**Brief**
Exclude the pictures and reproduce the remaining data exactly as written.

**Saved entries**
——————

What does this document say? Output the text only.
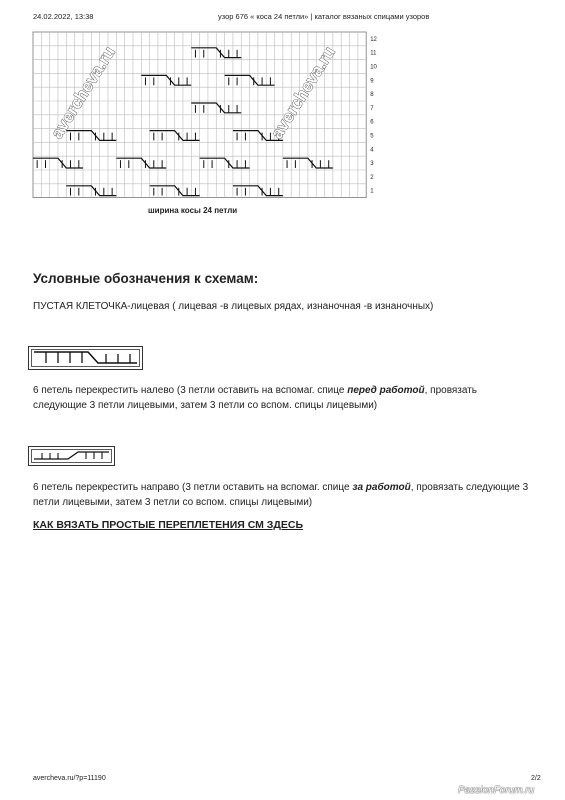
24.02.2022, 13:38	узор 676 « коса 24 петли» | каталог вязаных спицами узоров
avercheva.ru	avercheva.ru
12
11
10
9
8
7
6
5
4
3
2
1
ширина косы 24 петли
Условные обозначения к схемам:
ПУСТАЯ КЛЕТОЧКА-лицевая ( лицевая -в лицевых рядах, изнаночная -в изнаночных)
6 петель перекрестить налево (3 петли оставить на вспомаг. спице перед работой, провязать следующие 3 петли лицевыми, затем 3 петли со вспом. спицы лицевыми)
6 петель перекрестить направо (3 петли оставить на вспомаг. спице за работой, провязать следующие 3 петли лицевыми, затем 3 петли со вспом. спицы лицевыми)
КАК ВЯЗАТЬ ПРОСТЫЕ ПЕРЕПЛЕТЕНИЯ СМ ЗДЕСЬ
avercheva.ru/?p=11190	2/2
PassionForum.ru
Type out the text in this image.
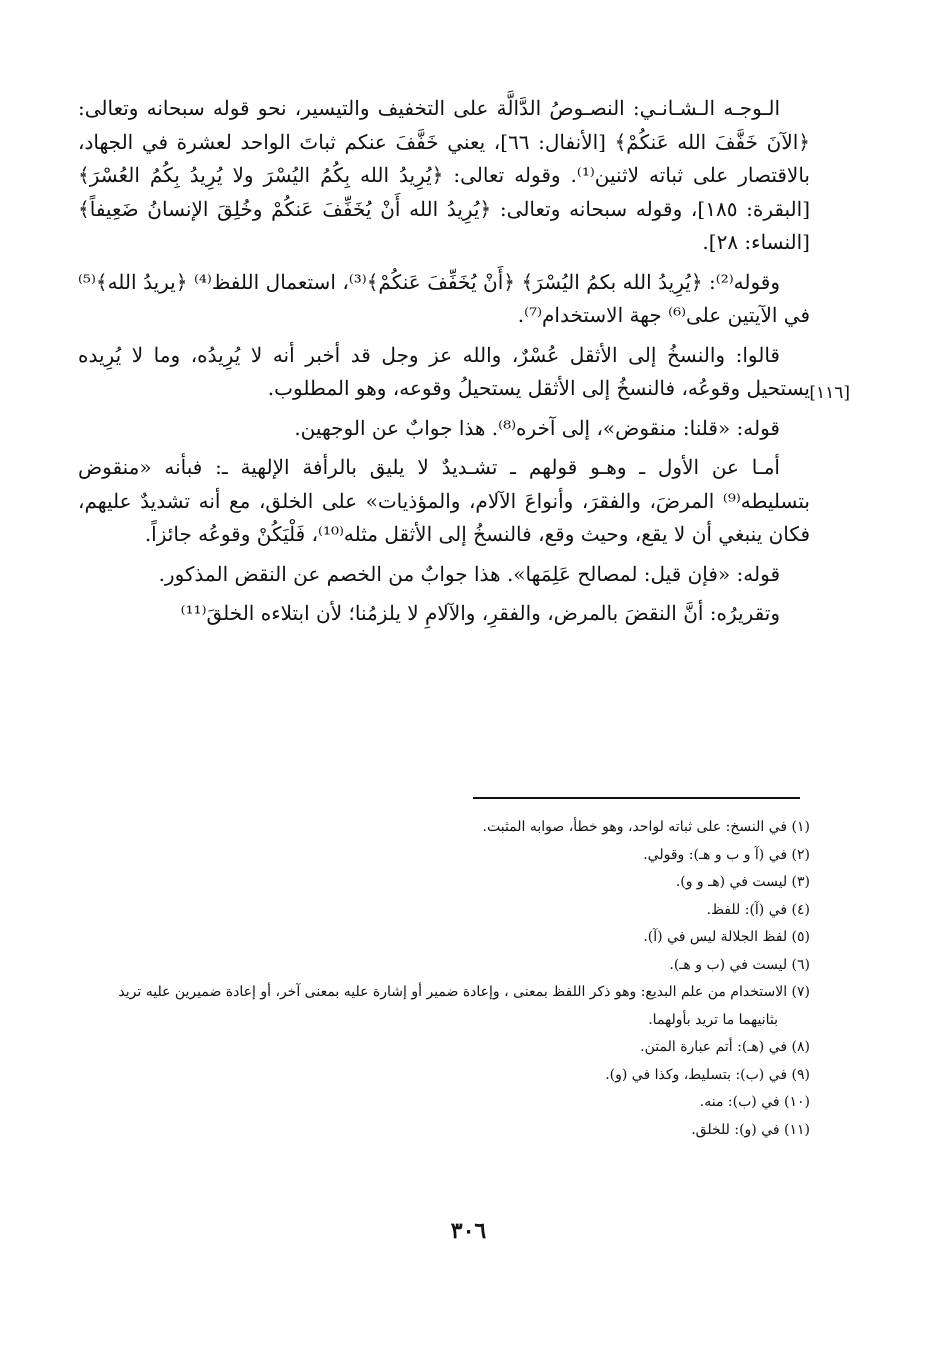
[١١٦]

الـوجـه الـشـانـي: النصـوصُ الدَّالَّة على التخفيف والتيسير، نحو قوله سبحانه وتعالى: ﴿الآنَ خَفَّفَ الله عَنكُمْ﴾ [الأنفال: ٦٦]، يعني خَفَّفَ عنكم ثباتَ الواحد لعشرة في الجهاد، بالاقتصار على ثباته لاثنين⁽¹⁾. وقوله تعالى: ﴿يُرِيدُ الله بِكُمُ اليُسْرَ ولا يُرِيدُ بِكُمُ العُسْرَ﴾ [البقرة: ١٨٥]، وقوله سبحانه وتعالى: ﴿يُرِيدُ الله أَنْ يُخَفِّفَ عَنكُمْ وخُلِقَ الإنسانُ ضَعِيفاً﴾ [النساء: ٢٨].

وقوله⁽²⁾: ﴿يُرِيدُ الله بكمُ اليُسْرَ﴾ ﴿أَنْ يُخَفِّفَ عَنكُمْ﴾⁽³⁾، استعمال اللفظ⁽⁴⁾ ﴿يريدُ الله﴾⁽⁵⁾ في الآيتين على⁽⁶⁾ جهة الاستخدام⁽⁷⁾.

قالوا: والنسخُ إلى الأثقل عُسْرٌ، والله عز وجل قد أخبر أنه لا يُرِيدُه، وما لا يُرِيده يستحيل وقوعُه، فالنسخُ إلى الأثقل يستحيلُ وقوعه، وهو المطلوب.

قوله: «قلنا: منقوض»، إلى آخره⁽⁸⁾. هذا جوابٌ عن الوجهين.

أمـا عن الأول ـ وهـو قولهم ـ تشـديدٌ لا يليق بالرأفة الإلهية ـ: فبأنه «منقوض بتسليطه⁽⁹⁾ المرضَ، والفقرَ، وأنواعَ الآلام، والمؤذيات» على الخلق، مع أنه تشديدٌ عليهم، فكان ينبغي أن لا يقع، وحيث وقع، فالنسخُ إلى الأثقل مثله⁽¹⁰⁾، فَلْيَكُنْ وقوعُه جائزاً.

قوله: «فإن قيل: لمصالح عَلِمَها». هذا جوابٌ من الخصم عن النقض المذكور.

وتقريرُه: أنَّ النقضَ بالمرض، والفقرِ، والآلامِ لا يلزمُنا؛ لأن ابتلاءه الخلقَ⁽¹¹⁾

(١) في النسخ: على ثباته لواحد، وهو خطأ، صوابه المثبت.

(٢) في (آ و ب و هـ): وقولي.

(٣) ليست في (هـ و و).

(٤) في (آ): للفظ.

(٥) لفظ الجلالة ليس في (آ).

(٦) ليست في (ب و هـ).

(٧) الاستخدام من علم البديع: وهو ذكر اللفظ بمعنى ، وإعادة ضمير أو إشارة عليه بمعنى آخر، أو إعادة ضميرين عليه تريد بثانيهما ما تريد بأولهما.

(٨) في (هـ): أتم عبارة المتن.

(٩) في (ب): بتسليط، وكذا في (و).

(١٠) في (ب): منه.

(١١) في (و): للخلق.

٣٠٦
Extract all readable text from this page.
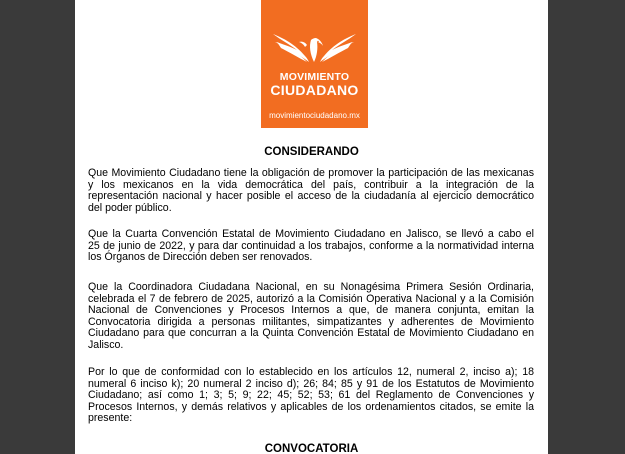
MOVIMIENTO
CIUDADANO
movimientociudadano.mx
CONSIDERANDO
Que Movimiento Ciudadano tiene la obligación de promover la participación de las mexicanas
y los mexicanos en la vida democrática del país, contribuir a la integración de la
representación nacional y hacer posible el acceso de la ciudadanía al ejercicio democrático
del poder público.
Que la Cuarta Convención Estatal de Movimiento Ciudadano en Jalisco, se llevó a cabo el
25 de junio de 2022, y para dar continuidad a los trabajos, conforme a la normatividad interna
los Órganos de Dirección deben ser renovados.
Que la Coordinadora Ciudadana Nacional, en su Nonagésima Primera Sesión Ordinaria,
celebrada el 7 de febrero de 2025, autorizó a la Comisión Operativa Nacional y a la Comisión
Nacional de Convenciones y Procesos Internos a que, de manera conjunta, emitan la
Convocatoria dirigida a personas militantes, simpatizantes y adherentes de Movimiento
Ciudadano para que concurran a la Quinta Convención Estatal de Movimiento Ciudadano en
Jalisco.
Por lo que de conformidad con lo establecido en los artículos 12, numeral 2, inciso a); 18
numeral 6 inciso k); 20 numeral 2 inciso d); 26; 84; 85 y 91 de los Estatutos de Movimiento
Ciudadano; así como 1; 3; 5; 9; 22; 45; 52; 53; 61 del Reglamento de Convenciones y
Procesos Internos, y demás relativos y aplicables de los ordenamientos citados, se emite la
presente:
CONVOCATORIA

——————

**In response**
What does this document say? Output the text only.
24.02.2022, 13:38	узор 676 « коса 24 петли» | каталог вязаных спицами узоров
avercheva.ru	avercheva.ru
12
11
10
9
8
7
6
5
4
3
2
1
ширина косы 24 петли
Условные обозначения к схемам:
ПУСТАЯ КЛЕТОЧКА-лицевая ( лицевая -в лицевых рядах, изнаночная -в изнаночных)
6 петель перекрестить налево (3 петли оставить на вспомаг. спице перед работой, провязать следующие 3 петли лицевыми, затем 3 петли со вспом. спицы лицевыми)
6 петель перекрестить направо (3 петли оставить на вспомаг. спице за работой, провязать следующие 3 петли лицевыми, затем 3 петли со вспом. спицы лицевыми)
КАК ВЯЗАТЬ ПРОСТЫЕ ПЕРЕПЛЕТЕНИЯ СМ ЗДЕСЬ
avercheva.ru/?p=11190	2/2
PassionForum.ru
Type out the text in this image.
[١١٦]

الـوجـه الـشـانـي: النصـوصُ الدَّالَّة على التخفيف والتيسير، نحو قوله سبحانه وتعالى: ﴿الآنَ خَفَّفَ الله عَنكُمْ﴾ [الأنفال: ٦٦]، يعني خَفَّفَ عنكم ثباتَ الواحد لعشرة في الجهاد، بالاقتصار على ثباته لاثنين⁽¹⁾. وقوله تعالى: ﴿يُرِيدُ الله بِكُمُ اليُسْرَ ولا يُرِيدُ بِكُمُ العُسْرَ﴾ [البقرة: ١٨٥]، وقوله سبحانه وتعالى: ﴿يُرِيدُ الله أَنْ يُخَفِّفَ عَنكُمْ وخُلِقَ الإنسانُ ضَعِيفاً﴾ [النساء: ٢٨].

وقوله⁽²⁾: ﴿يُرِيدُ الله بكمُ اليُسْرَ﴾ ﴿أَنْ يُخَفِّفَ عَنكُمْ﴾⁽³⁾، استعمال اللفظ⁽⁴⁾ ﴿يريدُ الله﴾⁽⁵⁾ في الآيتين على⁽⁶⁾ جهة الاستخدام⁽⁷⁾.

قالوا: والنسخُ إلى الأثقل عُسْرٌ، والله عز وجل قد أخبر أنه لا يُرِيدُه، وما لا يُرِيده يستحيل وقوعُه، فالنسخُ إلى الأثقل يستحيلُ وقوعه، وهو المطلوب.

قوله: «قلنا: منقوض»، إلى آخره⁽⁸⁾. هذا جوابٌ عن الوجهين.

أمـا عن الأول ـ وهـو قولهم ـ تشـديدٌ لا يليق بالرأفة الإلهية ـ: فبأنه «منقوض بتسليطه⁽⁹⁾ المرضَ، والفقرَ، وأنواعَ الآلام، والمؤذيات» على الخلق، مع أنه تشديدٌ عليهم، فكان ينبغي أن لا يقع، وحيث وقع، فالنسخُ إلى الأثقل مثله⁽¹⁰⁾، فَلْيَكُنْ وقوعُه جائزاً.

قوله: «فإن قيل: لمصالح عَلِمَها». هذا جوابٌ من الخصم عن النقض المذكور.

وتقريرُه: أنَّ النقضَ بالمرض، والفقرِ، والآلامِ لا يلزمُنا؛ لأن ابتلاءه الخلقَ⁽¹¹⁾

(١) في النسخ: على ثباته لواحد، وهو خطأ، صوابه المثبت.

(٢) في (آ و ب و هـ): وقولي.

(٣) ليست في (هـ و و).

(٤) في (آ): للفظ.

(٥) لفظ الجلالة ليس في (آ).

(٦) ليست في (ب و هـ).

(٧) الاستخدام من علم البديع: وهو ذكر اللفظ بمعنى ، وإعادة ضمير أو إشارة عليه بمعنى آخر، أو إعادة ضميرين عليه تريد بثانيهما ما تريد بأولهما.

(٨) في (هـ): أتم عبارة المتن.

(٩) في (ب): بتسليط، وكذا في (و).

(١٠) في (ب): منه.

(١١) في (و): للخلق.

٣٠٦
Extract all readable text from this page.
MOVIMIENTO
CIUDADANO
movimientociudadano.mx
CONSIDERANDO
Que Movimiento Ciudadano tiene la obligación de promover la participación de las mexicanas
y los mexicanos en la vida democrática del país, contribuir a la integración de la
representación nacional y hacer posible el acceso de la ciudadanía al ejercicio democrático
del poder público.
Que la Cuarta Convención Estatal de Movimiento Ciudadano en Jalisco, se llevó a cabo el
25 de junio de 2022, y para dar continuidad a los trabajos, conforme a la normatividad interna
los Órganos de Dirección deben ser renovados.
Que la Coordinadora Ciudadana Nacional, en su Nonagésima Primera Sesión Ordinaria,
celebrada el 7 de febrero de 2025, autorizó a la Comisión Operativa Nacional y a la Comisión
Nacional de Convenciones y Procesos Internos a que, de manera conjunta, emitan la
Convocatoria dirigida a personas militantes, simpatizantes y adherentes de Movimiento
Ciudadano para que concurran a la Quinta Convención Estatal de Movimiento Ciudadano en
Jalisco.
Por lo que de conformidad con lo establecido en los artículos 12, numeral 2, inciso a); 18
numeral 6 inciso k); 20 numeral 2 inciso d); 26; 84; 85 y 91 de los Estatutos de Movimiento
Ciudadano; así como 1; 3; 5; 9; 22; 45; 52; 53; 61 del Reglamento de Convenciones y
Procesos Internos, y demás relativos y aplicables de los ordenamientos citados, se emite la
presente:
CONVOCATORIA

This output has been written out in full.